## Do this
From the listing below, extract every line containing "into".

Records about charts and figures
————

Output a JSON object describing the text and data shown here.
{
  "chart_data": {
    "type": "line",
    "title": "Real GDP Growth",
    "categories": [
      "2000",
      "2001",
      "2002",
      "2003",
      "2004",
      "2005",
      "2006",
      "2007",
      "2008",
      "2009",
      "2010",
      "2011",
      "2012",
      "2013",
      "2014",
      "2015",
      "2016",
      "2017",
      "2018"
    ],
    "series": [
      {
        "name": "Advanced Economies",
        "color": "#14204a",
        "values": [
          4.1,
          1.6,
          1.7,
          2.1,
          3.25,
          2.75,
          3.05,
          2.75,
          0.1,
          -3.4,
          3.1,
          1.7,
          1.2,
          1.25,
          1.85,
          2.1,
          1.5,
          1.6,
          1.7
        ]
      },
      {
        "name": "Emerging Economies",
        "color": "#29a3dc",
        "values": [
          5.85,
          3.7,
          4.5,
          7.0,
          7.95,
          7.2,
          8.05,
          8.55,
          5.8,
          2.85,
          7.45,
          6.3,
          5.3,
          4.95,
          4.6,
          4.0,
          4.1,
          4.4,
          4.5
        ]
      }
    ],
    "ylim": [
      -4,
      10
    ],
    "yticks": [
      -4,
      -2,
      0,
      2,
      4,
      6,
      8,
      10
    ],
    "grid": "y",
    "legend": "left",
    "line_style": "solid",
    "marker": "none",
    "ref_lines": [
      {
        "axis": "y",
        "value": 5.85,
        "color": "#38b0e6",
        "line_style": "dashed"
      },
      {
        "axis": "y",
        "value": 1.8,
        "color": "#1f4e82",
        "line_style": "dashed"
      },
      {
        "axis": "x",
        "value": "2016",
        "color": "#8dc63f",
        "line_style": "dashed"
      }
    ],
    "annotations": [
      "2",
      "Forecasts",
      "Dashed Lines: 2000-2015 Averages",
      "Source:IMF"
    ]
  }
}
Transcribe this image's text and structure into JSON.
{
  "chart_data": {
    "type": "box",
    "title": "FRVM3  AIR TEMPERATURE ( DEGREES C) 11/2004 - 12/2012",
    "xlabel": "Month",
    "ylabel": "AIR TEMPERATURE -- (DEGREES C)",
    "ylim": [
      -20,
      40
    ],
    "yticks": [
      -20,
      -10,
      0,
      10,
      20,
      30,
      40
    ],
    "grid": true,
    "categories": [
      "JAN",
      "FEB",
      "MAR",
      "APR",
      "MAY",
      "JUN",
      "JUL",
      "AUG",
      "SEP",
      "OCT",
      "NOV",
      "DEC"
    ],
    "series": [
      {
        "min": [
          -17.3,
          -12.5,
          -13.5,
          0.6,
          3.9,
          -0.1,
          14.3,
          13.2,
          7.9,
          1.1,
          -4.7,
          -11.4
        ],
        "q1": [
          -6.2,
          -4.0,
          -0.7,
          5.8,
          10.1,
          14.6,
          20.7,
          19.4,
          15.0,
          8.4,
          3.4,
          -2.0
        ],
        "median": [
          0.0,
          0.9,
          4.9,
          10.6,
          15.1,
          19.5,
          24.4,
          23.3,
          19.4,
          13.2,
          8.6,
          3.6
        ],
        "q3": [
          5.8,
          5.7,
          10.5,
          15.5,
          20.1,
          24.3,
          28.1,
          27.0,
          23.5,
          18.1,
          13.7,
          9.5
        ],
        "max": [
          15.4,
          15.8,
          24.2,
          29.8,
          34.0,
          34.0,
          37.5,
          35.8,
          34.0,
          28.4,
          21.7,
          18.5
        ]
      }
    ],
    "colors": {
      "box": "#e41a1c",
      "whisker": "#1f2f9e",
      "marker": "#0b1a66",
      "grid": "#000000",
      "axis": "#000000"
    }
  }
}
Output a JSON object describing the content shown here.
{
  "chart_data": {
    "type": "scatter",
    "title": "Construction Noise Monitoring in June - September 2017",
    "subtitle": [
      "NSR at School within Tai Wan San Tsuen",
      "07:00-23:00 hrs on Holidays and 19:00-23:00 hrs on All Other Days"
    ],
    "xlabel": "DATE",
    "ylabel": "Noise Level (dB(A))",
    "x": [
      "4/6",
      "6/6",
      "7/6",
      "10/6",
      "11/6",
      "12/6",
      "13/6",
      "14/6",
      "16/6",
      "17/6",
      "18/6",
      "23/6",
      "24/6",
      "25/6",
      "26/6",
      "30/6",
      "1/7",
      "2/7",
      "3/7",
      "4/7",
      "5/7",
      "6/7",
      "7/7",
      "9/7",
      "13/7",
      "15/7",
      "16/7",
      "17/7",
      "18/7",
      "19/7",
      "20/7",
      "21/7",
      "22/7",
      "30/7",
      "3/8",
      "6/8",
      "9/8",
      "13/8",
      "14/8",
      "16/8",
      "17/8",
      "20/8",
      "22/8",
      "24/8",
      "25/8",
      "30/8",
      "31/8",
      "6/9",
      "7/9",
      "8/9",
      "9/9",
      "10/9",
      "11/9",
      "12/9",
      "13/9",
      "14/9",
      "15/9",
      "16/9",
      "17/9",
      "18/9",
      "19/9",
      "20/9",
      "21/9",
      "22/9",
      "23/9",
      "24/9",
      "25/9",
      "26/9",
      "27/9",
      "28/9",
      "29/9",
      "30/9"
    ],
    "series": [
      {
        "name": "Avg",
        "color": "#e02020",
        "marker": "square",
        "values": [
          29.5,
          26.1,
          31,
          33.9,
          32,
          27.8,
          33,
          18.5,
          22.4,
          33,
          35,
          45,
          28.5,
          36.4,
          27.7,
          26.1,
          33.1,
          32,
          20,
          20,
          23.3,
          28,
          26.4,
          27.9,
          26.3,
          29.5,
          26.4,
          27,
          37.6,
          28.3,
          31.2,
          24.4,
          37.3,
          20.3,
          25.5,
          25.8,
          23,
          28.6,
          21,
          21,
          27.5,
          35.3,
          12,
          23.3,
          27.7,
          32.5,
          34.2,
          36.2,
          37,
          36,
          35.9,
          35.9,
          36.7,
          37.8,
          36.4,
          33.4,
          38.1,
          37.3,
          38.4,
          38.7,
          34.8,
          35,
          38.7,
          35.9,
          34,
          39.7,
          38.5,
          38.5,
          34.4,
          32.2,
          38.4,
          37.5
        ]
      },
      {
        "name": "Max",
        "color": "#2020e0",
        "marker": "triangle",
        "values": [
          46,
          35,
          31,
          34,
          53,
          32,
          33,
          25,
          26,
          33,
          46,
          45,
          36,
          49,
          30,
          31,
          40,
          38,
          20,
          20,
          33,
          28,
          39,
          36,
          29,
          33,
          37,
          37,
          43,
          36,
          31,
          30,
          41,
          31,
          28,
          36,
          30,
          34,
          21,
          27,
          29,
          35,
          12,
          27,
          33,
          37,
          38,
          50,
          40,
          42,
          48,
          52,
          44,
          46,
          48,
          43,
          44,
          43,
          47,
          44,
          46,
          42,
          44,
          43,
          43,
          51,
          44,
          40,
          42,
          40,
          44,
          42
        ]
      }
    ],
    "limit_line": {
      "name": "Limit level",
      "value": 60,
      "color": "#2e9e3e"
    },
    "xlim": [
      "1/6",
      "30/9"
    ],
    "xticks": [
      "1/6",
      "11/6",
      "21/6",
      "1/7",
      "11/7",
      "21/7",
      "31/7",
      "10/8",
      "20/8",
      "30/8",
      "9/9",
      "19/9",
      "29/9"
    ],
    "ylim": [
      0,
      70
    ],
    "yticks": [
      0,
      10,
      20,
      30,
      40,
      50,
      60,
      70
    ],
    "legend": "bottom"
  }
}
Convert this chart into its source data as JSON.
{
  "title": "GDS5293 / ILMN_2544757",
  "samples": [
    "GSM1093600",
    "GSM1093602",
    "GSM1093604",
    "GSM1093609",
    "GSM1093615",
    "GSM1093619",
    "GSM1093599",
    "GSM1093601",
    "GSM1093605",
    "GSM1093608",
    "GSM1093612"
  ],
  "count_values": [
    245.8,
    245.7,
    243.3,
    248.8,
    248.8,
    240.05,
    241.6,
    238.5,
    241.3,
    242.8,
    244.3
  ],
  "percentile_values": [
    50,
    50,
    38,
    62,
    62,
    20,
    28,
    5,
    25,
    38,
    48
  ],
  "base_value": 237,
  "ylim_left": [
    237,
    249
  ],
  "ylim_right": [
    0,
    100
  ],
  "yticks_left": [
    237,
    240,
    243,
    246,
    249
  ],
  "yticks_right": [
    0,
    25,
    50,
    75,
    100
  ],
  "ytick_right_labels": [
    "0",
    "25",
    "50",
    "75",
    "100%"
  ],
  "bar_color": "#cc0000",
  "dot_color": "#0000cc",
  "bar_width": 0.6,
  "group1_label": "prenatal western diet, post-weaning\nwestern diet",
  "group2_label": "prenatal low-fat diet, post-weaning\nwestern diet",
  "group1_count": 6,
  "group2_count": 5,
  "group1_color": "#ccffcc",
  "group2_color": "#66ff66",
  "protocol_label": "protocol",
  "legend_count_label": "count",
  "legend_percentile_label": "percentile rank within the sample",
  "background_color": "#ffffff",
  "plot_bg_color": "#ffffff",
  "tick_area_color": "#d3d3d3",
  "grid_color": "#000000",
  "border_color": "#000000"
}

————

## The solution
Transcribe this image's text and structure into JSON.
Convert this chart into its source data as JSON.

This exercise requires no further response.